"""
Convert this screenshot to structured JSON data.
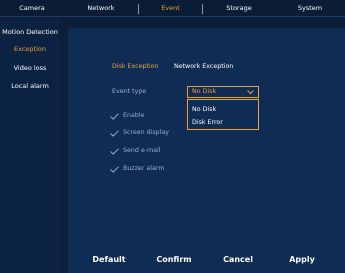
{
  "topnav": {
    "tabs": [
      {
        "label": "Camera",
        "active": false
      },
      {
        "label": "Network",
        "active": false
      },
      {
        "label": "Event",
        "active": true
      },
      {
        "label": "Storage",
        "active": false
      },
      {
        "label": "System",
        "active": false
      }
    ]
  },
  "sidebar": {
    "items": [
      {
        "label": "Motion Detection",
        "active": false
      },
      {
        "label": "Exception",
        "active": true
      },
      {
        "label": "Video loss",
        "active": false
      },
      {
        "label": "Local alarm",
        "active": false
      }
    ]
  },
  "subtabs": [
    {
      "label": "Disk Exception",
      "active": true
    },
    {
      "label": "Network Exception",
      "active": false
    }
  ],
  "form": {
    "event_type_label": "Event type",
    "event_type_value": "No Disk",
    "event_type_options": [
      "No Disk",
      "Disk Error"
    ],
    "checkboxes": [
      {
        "label": "Enable",
        "checked": true
      },
      {
        "label": "Screen display",
        "checked": true
      },
      {
        "label": "Send e-mail",
        "checked": true
      },
      {
        "label": "Buzzer alarm",
        "checked": true
      }
    ]
  },
  "buttons": {
    "default": "Default",
    "confirm": "Confirm",
    "cancel": "Cancel",
    "apply": "Apply"
  },
  "colors": {
    "background": "#0b1e3a",
    "panel": "#0f2c55",
    "accent": "#e8a43a",
    "muted_text": "#8fb0d8"
  }
}
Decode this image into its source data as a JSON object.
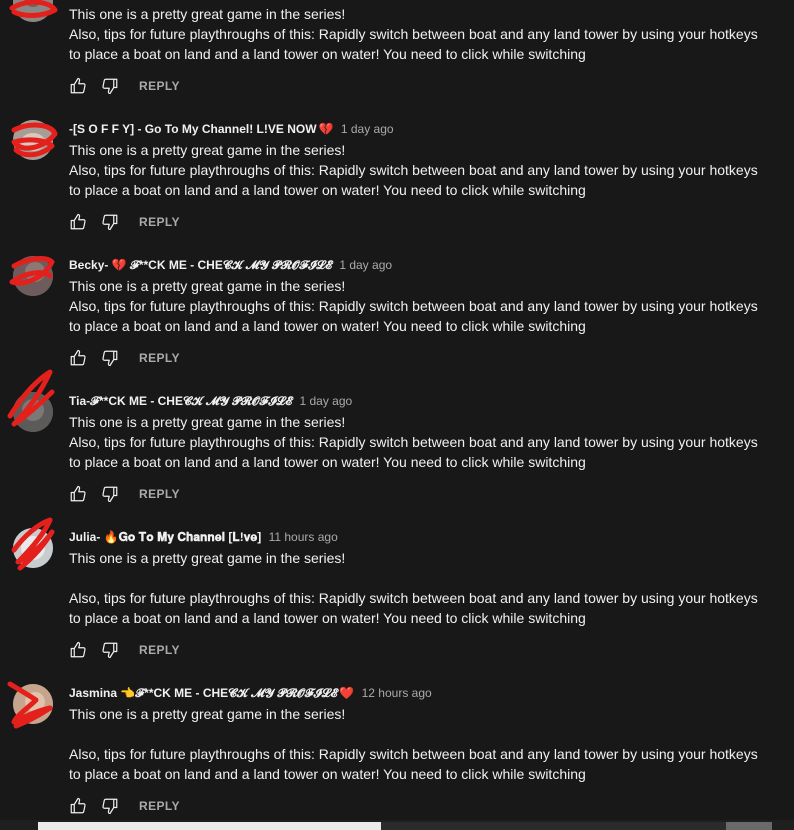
{
  "colors": {
    "background": "#181818",
    "text": "#f1f1f1",
    "muted": "#aaaaaa",
    "heart": "#e0253a",
    "scribble": "#e4201c"
  },
  "icons": {
    "like": "thumbs-up-icon",
    "dislike": "thumbs-down-icon"
  },
  "comments": [
    {
      "author": "",
      "time": "",
      "text": "This one is a pretty great game in the series!\nAlso, tips for future playthroughs of this: Rapidly switch between boat and any land tower by using your hotkeys\nto place a boat on land and a land tower on water! You need to click while switching",
      "reply": "REPLY"
    },
    {
      "author": "-[S O F F Y] - Go To My Channel! L!VE NOW",
      "badge": "💔",
      "time": "1 day ago",
      "text": "This one is a pretty great game in the series!\nAlso, tips for future playthroughs of this: Rapidly switch between boat and any land tower by using your hotkeys\nto place a boat on land and a land tower on water! You need to click while switching",
      "reply": "REPLY"
    },
    {
      "author": "Becky- 💔 𝓕**CK ME - CHE𝓒𝓚 𝓜𝓨 𝓟𝓡𝓞𝓕𝓘𝓛𝓔",
      "badge": "",
      "time": "1 day ago",
      "text": "This one is a pretty great game in the series!\nAlso, tips for future playthroughs of this: Rapidly switch between boat and any land tower by using your hotkeys\nto place a boat on land and a land tower on water! You need to click while switching",
      "reply": "REPLY"
    },
    {
      "author": "Tia-𝓕**CK ME - CHE𝓒𝓚 𝓜𝓨 𝓟𝓡𝓞𝓕𝓘𝓛𝓔",
      "badge": "",
      "time": "1 day ago",
      "text": "This one is a pretty great game in the series!\nAlso, tips for future playthroughs of this: Rapidly switch between boat and any land tower by using your hotkeys\nto place a boat on land and a land tower on water! You need to click while switching",
      "reply": "REPLY"
    },
    {
      "author": "Julia- 🔥𝐆𝐨 𝐓𝐨 𝐌𝐲 𝐂𝐡𝐚𝐧𝐧𝐞𝐥 [𝐋!𝐯𝐞]",
      "badge": "",
      "time": "11 hours ago",
      "text": "This one is a pretty great game in the series!\n\nAlso, tips for future playthroughs of this: Rapidly switch between boat and any land tower by using your hotkeys\nto place a boat on land and a land tower on water! You need to click while switching",
      "reply": "REPLY"
    },
    {
      "author": "Jasmina 👈𝓕**CK ME - CHE𝓒𝓚 𝓜𝓨 𝓟𝓡𝓞𝓕𝓘𝓛𝓔",
      "badge": "❤️",
      "time": "12 hours ago",
      "text": "This one is a pretty great game in the series!\n\nAlso, tips for future playthroughs of this: Rapidly switch between boat and any land tower by using your hotkeys\nto place a boat on land and a land tower on water! You need to click while switching",
      "reply": "REPLY"
    }
  ]
}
"""
Without the pictures, repeat all the records word for word.

Convert this screenshot to structured JSON data.
{
  "topnav": {
    "tabs": [
      {
        "label": "Camera",
        "active": false
      },
      {
        "label": "Network",
        "active": false
      },
      {
        "label": "Event",
        "active": true
      },
      {
        "label": "Storage",
        "active": false
      },
      {
        "label": "System",
        "active": false
      }
    ]
  },
  "sidebar": {
    "items": [
      {
        "label": "Motion Detection",
        "active": false
      },
      {
        "label": "Exception",
        "active": true
      },
      {
        "label": "Video loss",
        "active": false
      },
      {
        "label": "Local alarm",
        "active": false
      }
    ]
  },
  "subtabs": [
    {
      "label": "Disk Exception",
      "active": true
    },
    {
      "label": "Network Exception",
      "active": false
    }
  ],
  "form": {
    "event_type_label": "Event type",
    "event_type_value": "No Disk",
    "event_type_options": [
      "No Disk",
      "Disk Error"
    ],
    "checkboxes": [
      {
        "label": "Enable",
        "checked": true
      },
      {
        "label": "Screen display",
        "checked": true
      },
      {
        "label": "Send e-mail",
        "checked": true
      },
      {
        "label": "Buzzer alarm",
        "checked": true
      }
    ]
  },
  "buttons": {
    "default": "Default",
    "confirm": "Confirm",
    "cancel": "Cancel",
    "apply": "Apply"
  },
  "colors": {
    "background": "#0b1e3a",
    "panel": "#0f2c55",
    "accent": "#e8a43a",
    "muted_text": "#8fb0d8"
  }
}
Decode this image into its source data as a JSON object.
{
  "colors": {
    "background": "#181818",
    "text": "#f1f1f1",
    "muted": "#aaaaaa",
    "heart": "#e0253a",
    "scribble": "#e4201c"
  },
  "icons": {
    "like": "thumbs-up-icon",
    "dislike": "thumbs-down-icon"
  },
  "comments": [
    {
      "author": "",
      "time": "",
      "text": "This one is a pretty great game in the series!\nAlso, tips for future playthroughs of this: Rapidly switch between boat and any land tower by using your hotkeys\nto place a boat on land and a land tower on water! You need to click while switching",
      "reply": "REPLY"
    },
    {
      "author": "-[S O F F Y] - Go To My Channel! L!VE NOW",
      "badge": "💔",
      "time": "1 day ago",
      "text": "This one is a pretty great game in the series!\nAlso, tips for future playthroughs of this: Rapidly switch between boat and any land tower by using your hotkeys\nto place a boat on land and a land tower on water! You need to click while switching",
      "reply": "REPLY"
    },
    {
      "author": "Becky- 💔 𝓕**CK ME - CHE𝓒𝓚 𝓜𝓨 𝓟𝓡𝓞𝓕𝓘𝓛𝓔",
      "badge": "",
      "time": "1 day ago",
      "text": "This one is a pretty great game in the series!\nAlso, tips for future playthroughs of this: Rapidly switch between boat and any land tower by using your hotkeys\nto place a boat on land and a land tower on water! You need to click while switching",
      "reply": "REPLY"
    },
    {
      "author": "Tia-𝓕**CK ME - CHE𝓒𝓚 𝓜𝓨 𝓟𝓡𝓞𝓕𝓘𝓛𝓔",
      "badge": "",
      "time": "1 day ago",
      "text": "This one is a pretty great game in the series!\nAlso, tips for future playthroughs of this: Rapidly switch between boat and any land tower by using your hotkeys\nto place a boat on land and a land tower on water! You need to click while switching",
      "reply": "REPLY"
    },
    {
      "author": "Julia- 🔥𝐆𝐨 𝐓𝐨 𝐌𝐲 𝐂𝐡𝐚𝐧𝐧𝐞𝐥 [𝐋!𝐯𝐞]",
      "badge": "",
      "time": "11 hours ago",
      "text": "This one is a pretty great game in the series!\n\nAlso, tips for future playthroughs of this: Rapidly switch between boat and any land tower by using your hotkeys\nto place a boat on land and a land tower on water! You need to click while switching",
      "reply": "REPLY"
    },
    {
      "author": "Jasmina 👈𝓕**CK ME - CHE𝓒𝓚 𝓜𝓨 𝓟𝓡𝓞𝓕𝓘𝓛𝓔",
      "badge": "❤️",
      "time": "12 hours ago",
      "text": "This one is a pretty great game in the series!\n\nAlso, tips for future playthroughs of this: Rapidly switch between boat and any land tower by using your hotkeys\nto place a boat on land and a land tower on water! You need to click while switching",
      "reply": "REPLY"
    }
  ]
}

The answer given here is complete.